The problem = Only lines holding the string "パッケージ" are wanted; copy each one from the material.

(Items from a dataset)
** BEGIN **
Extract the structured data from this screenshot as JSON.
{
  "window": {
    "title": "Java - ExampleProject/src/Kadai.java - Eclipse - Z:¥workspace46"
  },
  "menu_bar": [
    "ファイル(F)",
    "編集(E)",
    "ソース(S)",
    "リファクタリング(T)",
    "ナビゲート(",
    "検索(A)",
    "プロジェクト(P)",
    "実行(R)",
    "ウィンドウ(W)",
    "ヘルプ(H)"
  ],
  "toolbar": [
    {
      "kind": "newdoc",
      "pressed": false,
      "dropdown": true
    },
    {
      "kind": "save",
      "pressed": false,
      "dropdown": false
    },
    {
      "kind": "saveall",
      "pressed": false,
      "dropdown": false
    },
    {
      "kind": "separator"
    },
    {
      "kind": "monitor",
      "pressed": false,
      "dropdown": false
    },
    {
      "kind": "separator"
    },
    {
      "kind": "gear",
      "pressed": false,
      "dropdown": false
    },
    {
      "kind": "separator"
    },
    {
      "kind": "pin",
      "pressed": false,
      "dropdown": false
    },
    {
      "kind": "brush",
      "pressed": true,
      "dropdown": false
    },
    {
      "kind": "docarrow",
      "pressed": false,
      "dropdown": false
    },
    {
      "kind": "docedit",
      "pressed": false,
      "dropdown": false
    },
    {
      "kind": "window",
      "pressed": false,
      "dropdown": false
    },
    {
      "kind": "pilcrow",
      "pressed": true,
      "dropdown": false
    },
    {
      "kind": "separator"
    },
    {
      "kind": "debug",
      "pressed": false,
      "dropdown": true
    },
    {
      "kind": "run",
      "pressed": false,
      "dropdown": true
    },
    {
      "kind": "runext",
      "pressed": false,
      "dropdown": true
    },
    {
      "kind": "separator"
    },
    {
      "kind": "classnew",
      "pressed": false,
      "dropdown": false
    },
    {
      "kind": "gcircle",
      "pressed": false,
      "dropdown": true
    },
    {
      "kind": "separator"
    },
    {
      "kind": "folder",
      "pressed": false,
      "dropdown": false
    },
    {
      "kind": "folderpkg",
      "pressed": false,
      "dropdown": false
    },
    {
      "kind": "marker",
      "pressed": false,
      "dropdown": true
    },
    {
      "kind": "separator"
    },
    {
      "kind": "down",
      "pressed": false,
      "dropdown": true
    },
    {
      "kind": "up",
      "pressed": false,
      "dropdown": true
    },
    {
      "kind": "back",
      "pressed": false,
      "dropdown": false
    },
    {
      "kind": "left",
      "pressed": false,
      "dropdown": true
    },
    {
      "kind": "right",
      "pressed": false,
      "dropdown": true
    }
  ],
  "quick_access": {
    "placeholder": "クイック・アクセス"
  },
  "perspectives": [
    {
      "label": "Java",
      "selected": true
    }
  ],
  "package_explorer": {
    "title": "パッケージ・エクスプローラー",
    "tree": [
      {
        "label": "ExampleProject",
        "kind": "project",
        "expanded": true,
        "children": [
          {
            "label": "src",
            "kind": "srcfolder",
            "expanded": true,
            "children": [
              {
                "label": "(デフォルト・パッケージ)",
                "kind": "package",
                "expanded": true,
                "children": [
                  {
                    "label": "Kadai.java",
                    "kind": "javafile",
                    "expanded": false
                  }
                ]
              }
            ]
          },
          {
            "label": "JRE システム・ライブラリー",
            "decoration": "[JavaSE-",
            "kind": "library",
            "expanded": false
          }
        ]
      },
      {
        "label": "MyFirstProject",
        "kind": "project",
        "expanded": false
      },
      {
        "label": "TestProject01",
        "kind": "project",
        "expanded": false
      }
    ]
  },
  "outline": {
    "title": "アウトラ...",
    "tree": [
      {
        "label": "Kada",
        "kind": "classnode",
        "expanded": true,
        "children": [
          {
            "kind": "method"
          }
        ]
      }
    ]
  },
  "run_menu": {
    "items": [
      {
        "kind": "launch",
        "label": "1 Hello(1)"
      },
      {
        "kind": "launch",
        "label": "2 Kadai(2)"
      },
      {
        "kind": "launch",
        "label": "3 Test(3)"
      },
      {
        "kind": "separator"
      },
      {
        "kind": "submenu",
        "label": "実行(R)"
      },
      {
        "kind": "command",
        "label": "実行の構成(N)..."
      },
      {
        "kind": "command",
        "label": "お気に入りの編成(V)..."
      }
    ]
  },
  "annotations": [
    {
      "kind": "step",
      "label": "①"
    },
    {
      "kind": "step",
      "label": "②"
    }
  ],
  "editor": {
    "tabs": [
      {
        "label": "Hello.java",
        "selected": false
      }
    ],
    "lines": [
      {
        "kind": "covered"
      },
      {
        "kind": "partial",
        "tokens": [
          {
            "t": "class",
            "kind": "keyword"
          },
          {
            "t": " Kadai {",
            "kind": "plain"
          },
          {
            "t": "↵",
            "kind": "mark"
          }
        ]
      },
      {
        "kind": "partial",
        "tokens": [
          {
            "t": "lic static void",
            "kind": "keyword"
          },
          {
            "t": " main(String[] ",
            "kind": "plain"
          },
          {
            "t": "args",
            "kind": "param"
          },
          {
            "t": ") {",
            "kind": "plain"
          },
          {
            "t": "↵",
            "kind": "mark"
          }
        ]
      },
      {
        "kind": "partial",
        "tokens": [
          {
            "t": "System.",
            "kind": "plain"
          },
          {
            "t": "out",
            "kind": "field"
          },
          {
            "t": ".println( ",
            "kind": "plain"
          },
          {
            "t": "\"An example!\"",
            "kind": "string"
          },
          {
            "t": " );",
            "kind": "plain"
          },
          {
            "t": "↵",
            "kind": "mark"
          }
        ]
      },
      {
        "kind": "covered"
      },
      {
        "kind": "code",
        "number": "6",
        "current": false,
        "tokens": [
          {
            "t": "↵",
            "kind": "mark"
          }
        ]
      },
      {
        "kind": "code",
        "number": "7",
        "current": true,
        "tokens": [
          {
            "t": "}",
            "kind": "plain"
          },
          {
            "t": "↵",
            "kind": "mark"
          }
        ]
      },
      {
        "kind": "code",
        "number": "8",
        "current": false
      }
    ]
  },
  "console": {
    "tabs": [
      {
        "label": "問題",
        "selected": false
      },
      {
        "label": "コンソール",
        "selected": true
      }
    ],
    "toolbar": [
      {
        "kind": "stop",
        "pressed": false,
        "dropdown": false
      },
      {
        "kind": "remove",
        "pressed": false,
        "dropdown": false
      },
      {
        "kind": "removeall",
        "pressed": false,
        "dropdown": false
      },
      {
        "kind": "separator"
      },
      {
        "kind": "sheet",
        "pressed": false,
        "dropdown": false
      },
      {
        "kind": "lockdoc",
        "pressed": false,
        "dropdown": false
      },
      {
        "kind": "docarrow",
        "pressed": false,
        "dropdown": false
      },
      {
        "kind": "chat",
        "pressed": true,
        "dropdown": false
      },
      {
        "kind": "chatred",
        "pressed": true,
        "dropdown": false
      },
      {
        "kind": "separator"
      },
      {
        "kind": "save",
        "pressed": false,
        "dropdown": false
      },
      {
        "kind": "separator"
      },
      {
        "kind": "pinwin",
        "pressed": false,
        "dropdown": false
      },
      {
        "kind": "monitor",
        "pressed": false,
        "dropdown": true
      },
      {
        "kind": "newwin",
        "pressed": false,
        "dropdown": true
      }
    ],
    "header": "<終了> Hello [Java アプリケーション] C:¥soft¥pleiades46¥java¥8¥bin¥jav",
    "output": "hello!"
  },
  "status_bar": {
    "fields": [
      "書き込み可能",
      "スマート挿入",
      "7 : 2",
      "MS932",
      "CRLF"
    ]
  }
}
** END **
Answer to this problem =
    "title": "パッケージ・エクスプローラー",
                "label": "(デフォルト・パッケージ)",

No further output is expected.